* _INSTRUCTION_
Make an exact copy of the lines, leaving the pictures out.

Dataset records

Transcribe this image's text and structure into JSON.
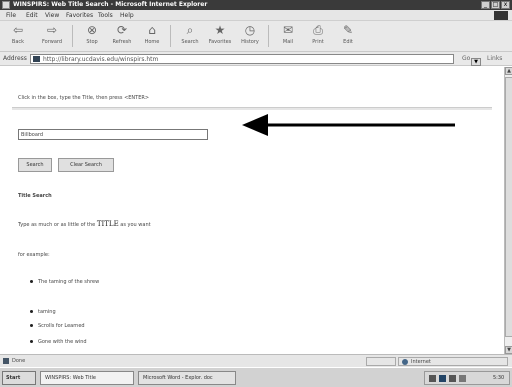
{
  "window": {
    "title": "WINSPIRS: Web Title Search - Microsoft Internet Explorer",
    "controls": [
      "_",
      "□",
      "x"
    ]
  },
  "menu": [
    "File",
    "Edit",
    "View",
    "Favorites",
    "Tools",
    "Help"
  ],
  "toolbar": {
    "buttons": [
      {
        "label": "Back",
        "icon": "back-arrow-icon",
        "glyph": "⇦"
      },
      {
        "label": "Forward",
        "icon": "forward-arrow-icon",
        "glyph": "⇨"
      },
      {
        "label": "Stop",
        "icon": "stop-icon",
        "glyph": "⊗"
      },
      {
        "label": "Refresh",
        "icon": "refresh-icon",
        "glyph": "⟳"
      },
      {
        "label": "Home",
        "icon": "home-icon",
        "glyph": "⌂"
      },
      {
        "label": "Search",
        "icon": "search-icon",
        "glyph": "⌕"
      },
      {
        "label": "Favorites",
        "icon": "favorites-icon",
        "glyph": "★"
      },
      {
        "label": "History",
        "icon": "history-icon",
        "glyph": "◷"
      },
      {
        "label": "Mail",
        "icon": "mail-icon",
        "glyph": "✉"
      },
      {
        "label": "Print",
        "icon": "print-icon",
        "glyph": "⎙"
      },
      {
        "label": "Edit",
        "icon": "edit-icon",
        "glyph": "✎"
      }
    ]
  },
  "address": {
    "label": "Address",
    "url": "http://library.ucdavis.edu/winspirs.htm",
    "go": "Go",
    "links": "Links"
  },
  "page": {
    "intro": "Click in the box, type the Title, then press <ENTER>",
    "search_value": "Billboard",
    "search_button": "Search",
    "clear_button": "Clear Search",
    "heading": "Title Search",
    "desc_before": "Type as much or as little of the ",
    "desc_title_word": "TITLE",
    "desc_after": " as you want",
    "example_label": "for example:",
    "bullets": [
      "The taming of the shrew",
      "taming",
      "Scrolls for Learned",
      "Gone with the wind"
    ]
  },
  "status": {
    "text": "Done",
    "zone": "Internet"
  },
  "taskbar": {
    "start": "Start",
    "tasks": [
      {
        "label": "WINSPIRS: Web Title"
      },
      {
        "label": "Microsoft Word - Explor. doc"
      }
    ],
    "clock": "5:30 PM"
  }
}
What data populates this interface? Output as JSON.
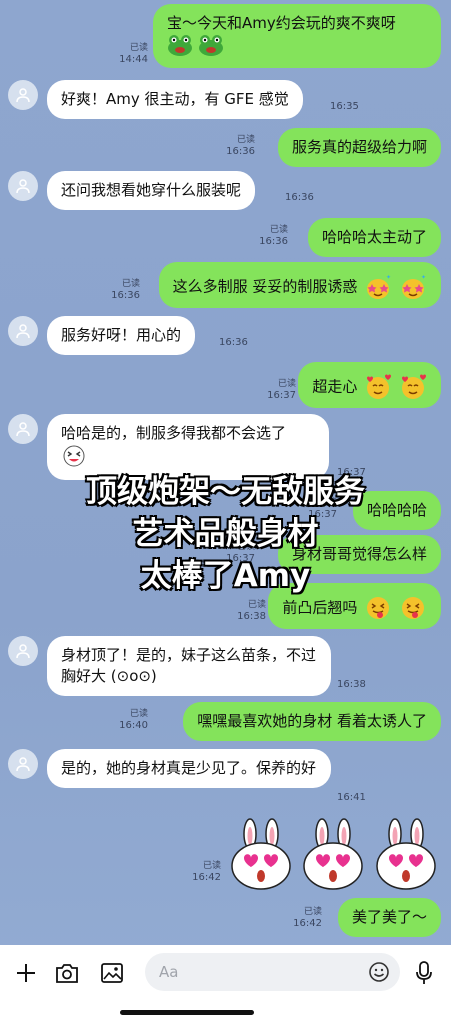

* _COMPLETE ANSWER_
Transcribe this image's text and structure into JSON.
{
  "window": {
    "title": "WINSPIRS: Web Title Search - Microsoft Internet Explorer",
    "controls": [
      "_",
      "□",
      "x"
    ]
  },
  "menu": [
    "File",
    "Edit",
    "View",
    "Favorites",
    "Tools",
    "Help"
  ],
  "toolbar": {
    "buttons": [
      {
        "label": "Back",
        "icon": "back-arrow-icon",
        "glyph": "⇦"
      },
      {
        "label": "Forward",
        "icon": "forward-arrow-icon",
        "glyph": "⇨"
      },
      {
        "label": "Stop",
        "icon": "stop-icon",
        "glyph": "⊗"
      },
      {
        "label": "Refresh",
        "icon": "refresh-icon",
        "glyph": "⟳"
      },
      {
        "label": "Home",
        "icon": "home-icon",
        "glyph": "⌂"
      },
      {
        "label": "Search",
        "icon": "search-icon",
        "glyph": "⌕"
      },
      {
        "label": "Favorites",
        "icon": "favorites-icon",
        "glyph": "★"
      },
      {
        "label": "History",
        "icon": "history-icon",
        "glyph": "◷"
      },
      {
        "label": "Mail",
        "icon": "mail-icon",
        "glyph": "✉"
      },
      {
        "label": "Print",
        "icon": "print-icon",
        "glyph": "⎙"
      },
      {
        "label": "Edit",
        "icon": "edit-icon",
        "glyph": "✎"
      }
    ]
  },
  "address": {
    "label": "Address",
    "url": "http://library.ucdavis.edu/winspirs.htm",
    "go": "Go",
    "links": "Links"
  },
  "page": {
    "intro": "Click in the box, type the Title, then press <ENTER>",
    "search_value": "Billboard",
    "search_button": "Search",
    "clear_button": "Clear Search",
    "heading": "Title Search",
    "desc_before": "Type as much or as little of the ",
    "desc_title_word": "TITLE",
    "desc_after": " as you want",
    "example_label": "for example:",
    "bullets": [
      "The taming of the shrew",
      "taming",
      "Scrolls for Learned",
      "Gone with the wind"
    ]
  },
  "status": {
    "text": "Done",
    "zone": "Internet"
  },
  "taskbar": {
    "start": "Start",
    "tasks": [
      {
        "label": "WINSPIRS: Web Title"
      },
      {
        "label": "Microsoft Word - Explor. doc"
      }
    ],
    "clock": "5:30 PM"
  }
}
What data populates this interface? Output as JSON.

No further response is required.